═══ ITEMS
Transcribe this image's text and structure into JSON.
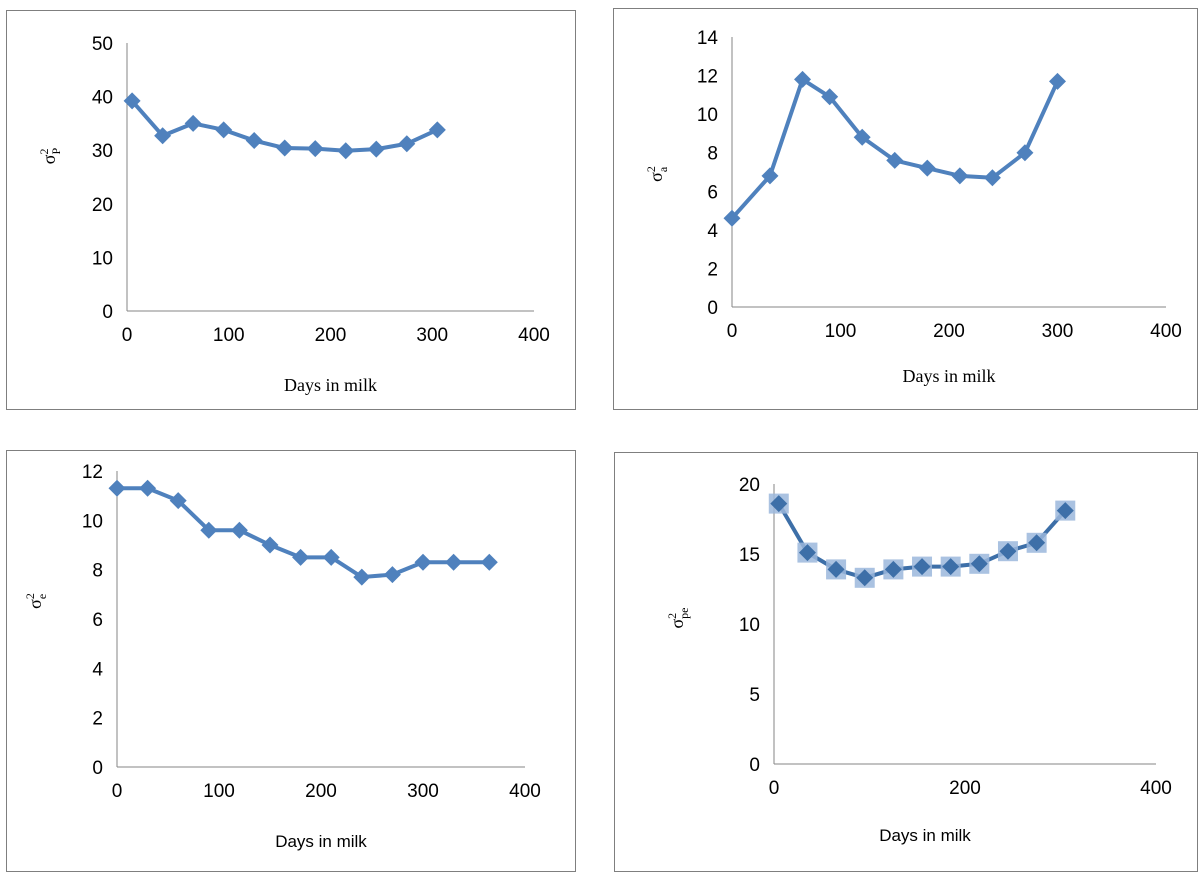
{
  "colors": {
    "series": "#4f81bd",
    "series_dark": "#3d6fa8",
    "marker_shadow": "#9bb7dc"
  },
  "chart_data": [
    {
      "id": "chart1",
      "type": "line",
      "ylabel_base": "σ",
      "ylabel_sup": "2",
      "ylabel_sub": "P",
      "xlabel": "Days in milk",
      "xlim": [
        0,
        400
      ],
      "ylim": [
        0,
        50
      ],
      "xticks": [
        0,
        100,
        200,
        300,
        400
      ],
      "yticks": [
        0,
        10,
        20,
        30,
        40,
        50
      ],
      "xtick_labels": [
        "0",
        "100",
        "200",
        "300",
        "400"
      ],
      "ytick_labels": [
        "0",
        "10",
        "20",
        "30",
        "40",
        "50"
      ],
      "x": [
        5,
        35,
        65,
        95,
        125,
        155,
        185,
        215,
        245,
        275,
        305
      ],
      "y": [
        39.2,
        32.7,
        35.0,
        33.8,
        31.8,
        30.4,
        30.3,
        29.9,
        30.2,
        31.2,
        33.8
      ]
    },
    {
      "id": "chart2",
      "type": "line",
      "ylabel_base": "σ",
      "ylabel_sup": "2",
      "ylabel_sub": "a",
      "xlabel": "Days in milk",
      "xlim": [
        0,
        400
      ],
      "ylim": [
        0,
        14
      ],
      "xticks": [
        0,
        100,
        200,
        300,
        400
      ],
      "yticks": [
        0,
        2,
        4,
        6,
        8,
        10,
        12,
        14
      ],
      "xtick_labels": [
        "0",
        "100",
        "200",
        "300",
        "400"
      ],
      "ytick_labels": [
        "0",
        "2",
        "4",
        "6",
        "8",
        "10",
        "12",
        "14"
      ],
      "x": [
        0,
        35,
        65,
        90,
        120,
        150,
        180,
        210,
        240,
        270,
        300
      ],
      "y": [
        4.6,
        6.8,
        11.8,
        10.9,
        8.8,
        7.6,
        7.2,
        6.8,
        6.7,
        8.0,
        11.7
      ]
    },
    {
      "id": "chart3",
      "type": "line",
      "ylabel_base": "σ",
      "ylabel_sup": "2",
      "ylabel_sub": "e",
      "xlabel": "Days in milk",
      "xlim": [
        0,
        400
      ],
      "ylim": [
        0,
        12
      ],
      "xticks": [
        0,
        100,
        200,
        300,
        400
      ],
      "yticks": [
        0,
        2,
        4,
        6,
        8,
        10,
        12
      ],
      "xtick_labels": [
        "0",
        "100",
        "200",
        "300",
        "400"
      ],
      "ytick_labels": [
        "0",
        "2",
        "4",
        "6",
        "8",
        "10",
        "12"
      ],
      "x": [
        0,
        30,
        60,
        90,
        120,
        150,
        180,
        210,
        240,
        270,
        300,
        330,
        365
      ],
      "y": [
        11.3,
        11.3,
        10.8,
        9.6,
        9.6,
        9.0,
        8.5,
        8.5,
        7.7,
        7.8,
        8.3,
        8.3,
        8.3
      ]
    },
    {
      "id": "chart4",
      "type": "line",
      "ylabel_base": "σ",
      "ylabel_sup": "2",
      "ylabel_sub": "pe",
      "xlabel": "Days in milk",
      "xlim": [
        0,
        400
      ],
      "ylim": [
        0,
        20
      ],
      "xticks": [
        0,
        200,
        400
      ],
      "yticks": [
        0,
        5,
        10,
        15,
        20
      ],
      "xtick_labels": [
        "0",
        "200",
        "400"
      ],
      "ytick_labels": [
        "0",
        "5",
        "10",
        "15",
        "20"
      ],
      "x": [
        5,
        35,
        65,
        95,
        125,
        155,
        185,
        215,
        245,
        275,
        305
      ],
      "y": [
        18.6,
        15.1,
        13.9,
        13.3,
        13.9,
        14.1,
        14.1,
        14.3,
        15.2,
        15.8,
        18.1
      ]
    }
  ]
}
══════
Each entry above is to be written out again unchanged, apart from the pictures, which are left out.

§ **PROBLEM SOLUTION**
Transcribe this image's text and structure into JSON.
{
  "colors": {
    "series": "#4f81bd",
    "series_dark": "#3d6fa8",
    "marker_shadow": "#9bb7dc"
  },
  "chart_data": [
    {
      "id": "chart1",
      "type": "line",
      "ylabel_base": "σ",
      "ylabel_sup": "2",
      "ylabel_sub": "P",
      "xlabel": "Days in milk",
      "xlim": [
        0,
        400
      ],
      "ylim": [
        0,
        50
      ],
      "xticks": [
        0,
        100,
        200,
        300,
        400
      ],
      "yticks": [
        0,
        10,
        20,
        30,
        40,
        50
      ],
      "xtick_labels": [
        "0",
        "100",
        "200",
        "300",
        "400"
      ],
      "ytick_labels": [
        "0",
        "10",
        "20",
        "30",
        "40",
        "50"
      ],
      "x": [
        5,
        35,
        65,
        95,
        125,
        155,
        185,
        215,
        245,
        275,
        305
      ],
      "y": [
        39.2,
        32.7,
        35.0,
        33.8,
        31.8,
        30.4,
        30.3,
        29.9,
        30.2,
        31.2,
        33.8
      ]
    },
    {
      "id": "chart2",
      "type": "line",
      "ylabel_base": "σ",
      "ylabel_sup": "2",
      "ylabel_sub": "a",
      "xlabel": "Days in milk",
      "xlim": [
        0,
        400
      ],
      "ylim": [
        0,
        14
      ],
      "xticks": [
        0,
        100,
        200,
        300,
        400
      ],
      "yticks": [
        0,
        2,
        4,
        6,
        8,
        10,
        12,
        14
      ],
      "xtick_labels": [
        "0",
        "100",
        "200",
        "300",
        "400"
      ],
      "ytick_labels": [
        "0",
        "2",
        "4",
        "6",
        "8",
        "10",
        "12",
        "14"
      ],
      "x": [
        0,
        35,
        65,
        90,
        120,
        150,
        180,
        210,
        240,
        270,
        300
      ],
      "y": [
        4.6,
        6.8,
        11.8,
        10.9,
        8.8,
        7.6,
        7.2,
        6.8,
        6.7,
        8.0,
        11.7
      ]
    },
    {
      "id": "chart3",
      "type": "line",
      "ylabel_base": "σ",
      "ylabel_sup": "2",
      "ylabel_sub": "e",
      "xlabel": "Days in milk",
      "xlim": [
        0,
        400
      ],
      "ylim": [
        0,
        12
      ],
      "xticks": [
        0,
        100,
        200,
        300,
        400
      ],
      "yticks": [
        0,
        2,
        4,
        6,
        8,
        10,
        12
      ],
      "xtick_labels": [
        "0",
        "100",
        "200",
        "300",
        "400"
      ],
      "ytick_labels": [
        "0",
        "2",
        "4",
        "6",
        "8",
        "10",
        "12"
      ],
      "x": [
        0,
        30,
        60,
        90,
        120,
        150,
        180,
        210,
        240,
        270,
        300,
        330,
        365
      ],
      "y": [
        11.3,
        11.3,
        10.8,
        9.6,
        9.6,
        9.0,
        8.5,
        8.5,
        7.7,
        7.8,
        8.3,
        8.3,
        8.3
      ]
    },
    {
      "id": "chart4",
      "type": "line",
      "ylabel_base": "σ",
      "ylabel_sup": "2",
      "ylabel_sub": "pe",
      "xlabel": "Days in milk",
      "xlim": [
        0,
        400
      ],
      "ylim": [
        0,
        20
      ],
      "xticks": [
        0,
        200,
        400
      ],
      "yticks": [
        0,
        5,
        10,
        15,
        20
      ],
      "xtick_labels": [
        "0",
        "200",
        "400"
      ],
      "ytick_labels": [
        "0",
        "5",
        "10",
        "15",
        "20"
      ],
      "x": [
        5,
        35,
        65,
        95,
        125,
        155,
        185,
        215,
        245,
        275,
        305
      ],
      "y": [
        18.6,
        15.1,
        13.9,
        13.3,
        13.9,
        14.1,
        14.1,
        14.3,
        15.2,
        15.8,
        18.1
      ]
    }
  ]
}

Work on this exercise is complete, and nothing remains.